[Dataset records]
---*---
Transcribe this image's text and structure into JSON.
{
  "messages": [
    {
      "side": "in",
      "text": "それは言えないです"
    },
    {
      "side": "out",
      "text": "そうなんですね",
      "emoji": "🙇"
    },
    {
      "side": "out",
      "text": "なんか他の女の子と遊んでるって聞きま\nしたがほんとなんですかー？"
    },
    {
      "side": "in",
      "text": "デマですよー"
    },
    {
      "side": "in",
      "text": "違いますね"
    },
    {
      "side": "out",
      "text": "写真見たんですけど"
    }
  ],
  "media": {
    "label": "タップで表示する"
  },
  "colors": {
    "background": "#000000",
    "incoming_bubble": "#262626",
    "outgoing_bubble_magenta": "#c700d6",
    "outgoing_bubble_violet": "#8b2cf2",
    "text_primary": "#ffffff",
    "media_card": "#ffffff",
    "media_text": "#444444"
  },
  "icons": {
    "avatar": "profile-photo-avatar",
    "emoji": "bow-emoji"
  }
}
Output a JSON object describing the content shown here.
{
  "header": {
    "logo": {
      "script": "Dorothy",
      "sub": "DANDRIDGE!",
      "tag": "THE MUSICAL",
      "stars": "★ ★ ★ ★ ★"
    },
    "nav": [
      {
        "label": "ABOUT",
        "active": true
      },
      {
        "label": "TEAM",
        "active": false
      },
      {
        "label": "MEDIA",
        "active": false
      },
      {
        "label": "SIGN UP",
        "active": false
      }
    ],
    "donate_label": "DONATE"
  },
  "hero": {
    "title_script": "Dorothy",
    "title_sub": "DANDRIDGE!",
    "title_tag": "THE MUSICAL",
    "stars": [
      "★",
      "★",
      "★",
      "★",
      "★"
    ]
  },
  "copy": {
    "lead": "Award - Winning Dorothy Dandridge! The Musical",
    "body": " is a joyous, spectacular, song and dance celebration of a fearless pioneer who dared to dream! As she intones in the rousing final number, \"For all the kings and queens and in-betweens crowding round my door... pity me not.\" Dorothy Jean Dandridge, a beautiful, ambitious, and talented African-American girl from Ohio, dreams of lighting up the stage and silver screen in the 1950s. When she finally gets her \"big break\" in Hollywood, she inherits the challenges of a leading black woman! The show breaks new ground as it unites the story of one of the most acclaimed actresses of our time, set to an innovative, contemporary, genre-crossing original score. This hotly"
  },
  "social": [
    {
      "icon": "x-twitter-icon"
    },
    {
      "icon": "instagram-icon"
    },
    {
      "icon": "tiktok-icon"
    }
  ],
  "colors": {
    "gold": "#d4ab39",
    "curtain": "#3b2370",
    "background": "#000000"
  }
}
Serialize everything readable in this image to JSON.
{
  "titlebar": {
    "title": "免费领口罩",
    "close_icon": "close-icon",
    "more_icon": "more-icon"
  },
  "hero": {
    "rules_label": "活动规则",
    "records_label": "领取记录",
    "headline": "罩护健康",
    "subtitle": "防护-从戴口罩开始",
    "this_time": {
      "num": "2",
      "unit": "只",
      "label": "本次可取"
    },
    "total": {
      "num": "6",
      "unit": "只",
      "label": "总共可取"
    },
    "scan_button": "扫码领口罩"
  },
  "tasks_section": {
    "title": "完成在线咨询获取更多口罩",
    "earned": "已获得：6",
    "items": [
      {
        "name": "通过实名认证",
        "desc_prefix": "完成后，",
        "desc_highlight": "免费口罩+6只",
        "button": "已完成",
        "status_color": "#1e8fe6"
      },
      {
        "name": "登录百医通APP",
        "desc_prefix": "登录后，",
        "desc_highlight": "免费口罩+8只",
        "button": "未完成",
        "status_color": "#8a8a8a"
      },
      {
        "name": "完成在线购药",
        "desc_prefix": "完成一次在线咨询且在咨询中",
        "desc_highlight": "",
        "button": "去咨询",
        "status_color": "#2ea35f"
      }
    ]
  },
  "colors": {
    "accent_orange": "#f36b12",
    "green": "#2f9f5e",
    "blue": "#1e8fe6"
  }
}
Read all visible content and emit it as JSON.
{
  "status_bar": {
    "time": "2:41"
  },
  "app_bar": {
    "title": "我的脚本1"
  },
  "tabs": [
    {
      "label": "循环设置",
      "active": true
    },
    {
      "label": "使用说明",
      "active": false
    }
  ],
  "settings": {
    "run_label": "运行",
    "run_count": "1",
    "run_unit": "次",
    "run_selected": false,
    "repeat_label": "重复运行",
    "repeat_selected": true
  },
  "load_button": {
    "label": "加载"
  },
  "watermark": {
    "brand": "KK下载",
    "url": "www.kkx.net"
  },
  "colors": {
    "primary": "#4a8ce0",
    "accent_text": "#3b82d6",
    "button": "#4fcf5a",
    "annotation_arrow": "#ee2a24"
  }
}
---*---
Exercise:
Each record above should be repeated exactly as it appears.

The output:
Transcribe this image's text and structure into JSON.
{
  "messages": [
    {
      "side": "in",
      "text": "それは言えないです"
    },
    {
      "side": "out",
      "text": "そうなんですね",
      "emoji": "🙇"
    },
    {
      "side": "out",
      "text": "なんか他の女の子と遊んでるって聞きま\nしたがほんとなんですかー？"
    },
    {
      "side": "in",
      "text": "デマですよー"
    },
    {
      "side": "in",
      "text": "違いますね"
    },
    {
      "side": "out",
      "text": "写真見たんですけど"
    }
  ],
  "media": {
    "label": "タップで表示する"
  },
  "colors": {
    "background": "#000000",
    "incoming_bubble": "#262626",
    "outgoing_bubble_magenta": "#c700d6",
    "outgoing_bubble_violet": "#8b2cf2",
    "text_primary": "#ffffff",
    "media_card": "#ffffff",
    "media_text": "#444444"
  },
  "icons": {
    "avatar": "profile-photo-avatar",
    "emoji": "bow-emoji"
  }
}
Output a JSON object describing the content shown here.
{
  "header": {
    "logo": {
      "script": "Dorothy",
      "sub": "DANDRIDGE!",
      "tag": "THE MUSICAL",
      "stars": "★ ★ ★ ★ ★"
    },
    "nav": [
      {
        "label": "ABOUT",
        "active": true
      },
      {
        "label": "TEAM",
        "active": false
      },
      {
        "label": "MEDIA",
        "active": false
      },
      {
        "label": "SIGN UP",
        "active": false
      }
    ],
    "donate_label": "DONATE"
  },
  "hero": {
    "title_script": "Dorothy",
    "title_sub": "DANDRIDGE!",
    "title_tag": "THE MUSICAL",
    "stars": [
      "★",
      "★",
      "★",
      "★",
      "★"
    ]
  },
  "copy": {
    "lead": "Award - Winning Dorothy Dandridge! The Musical",
    "body": " is a joyous, spectacular, song and dance celebration of a fearless pioneer who dared to dream! As she intones in the rousing final number, \"For all the kings and queens and in-betweens crowding round my door... pity me not.\" Dorothy Jean Dandridge, a beautiful, ambitious, and talented African-American girl from Ohio, dreams of lighting up the stage and silver screen in the 1950s. When she finally gets her \"big break\" in Hollywood, she inherits the challenges of a leading black woman! The show breaks new ground as it unites the story of one of the most acclaimed actresses of our time, set to an innovative, contemporary, genre-crossing original score. This hotly"
  },
  "social": [
    {
      "icon": "x-twitter-icon"
    },
    {
      "icon": "instagram-icon"
    },
    {
      "icon": "tiktok-icon"
    }
  ],
  "colors": {
    "gold": "#d4ab39",
    "curtain": "#3b2370",
    "background": "#000000"
  }
}
Serialize everything readable in this image to JSON.
{
  "titlebar": {
    "title": "免费领口罩",
    "close_icon": "close-icon",
    "more_icon": "more-icon"
  },
  "hero": {
    "rules_label": "活动规则",
    "records_label": "领取记录",
    "headline": "罩护健康",
    "subtitle": "防护-从戴口罩开始",
    "this_time": {
      "num": "2",
      "unit": "只",
      "label": "本次可取"
    },
    "total": {
      "num": "6",
      "unit": "只",
      "label": "总共可取"
    },
    "scan_button": "扫码领口罩"
  },
  "tasks_section": {
    "title": "完成在线咨询获取更多口罩",
    "earned": "已获得：6",
    "items": [
      {
        "name": "通过实名认证",
        "desc_prefix": "完成后，",
        "desc_highlight": "免费口罩+6只",
        "button": "已完成",
        "status_color": "#1e8fe6"
      },
      {
        "name": "登录百医通APP",
        "desc_prefix": "登录后，",
        "desc_highlight": "免费口罩+8只",
        "button": "未完成",
        "status_color": "#8a8a8a"
      },
      {
        "name": "完成在线购药",
        "desc_prefix": "完成一次在线咨询且在咨询中",
        "desc_highlight": "",
        "button": "去咨询",
        "status_color": "#2ea35f"
      }
    ]
  },
  "colors": {
    "accent_orange": "#f36b12",
    "green": "#2f9f5e",
    "blue": "#1e8fe6"
  }
}
Read all visible content and emit it as JSON.
{
  "status_bar": {
    "time": "2:41"
  },
  "app_bar": {
    "title": "我的脚本1"
  },
  "tabs": [
    {
      "label": "循环设置",
      "active": true
    },
    {
      "label": "使用说明",
      "active": false
    }
  ],
  "settings": {
    "run_label": "运行",
    "run_count": "1",
    "run_unit": "次",
    "run_selected": false,
    "repeat_label": "重复运行",
    "repeat_selected": true
  },
  "load_button": {
    "label": "加载"
  },
  "watermark": {
    "brand": "KK下载",
    "url": "www.kkx.net"
  },
  "colors": {
    "primary": "#4a8ce0",
    "accent_text": "#3b82d6",
    "button": "#4fcf5a",
    "annotation_arrow": "#ee2a24"
  }
}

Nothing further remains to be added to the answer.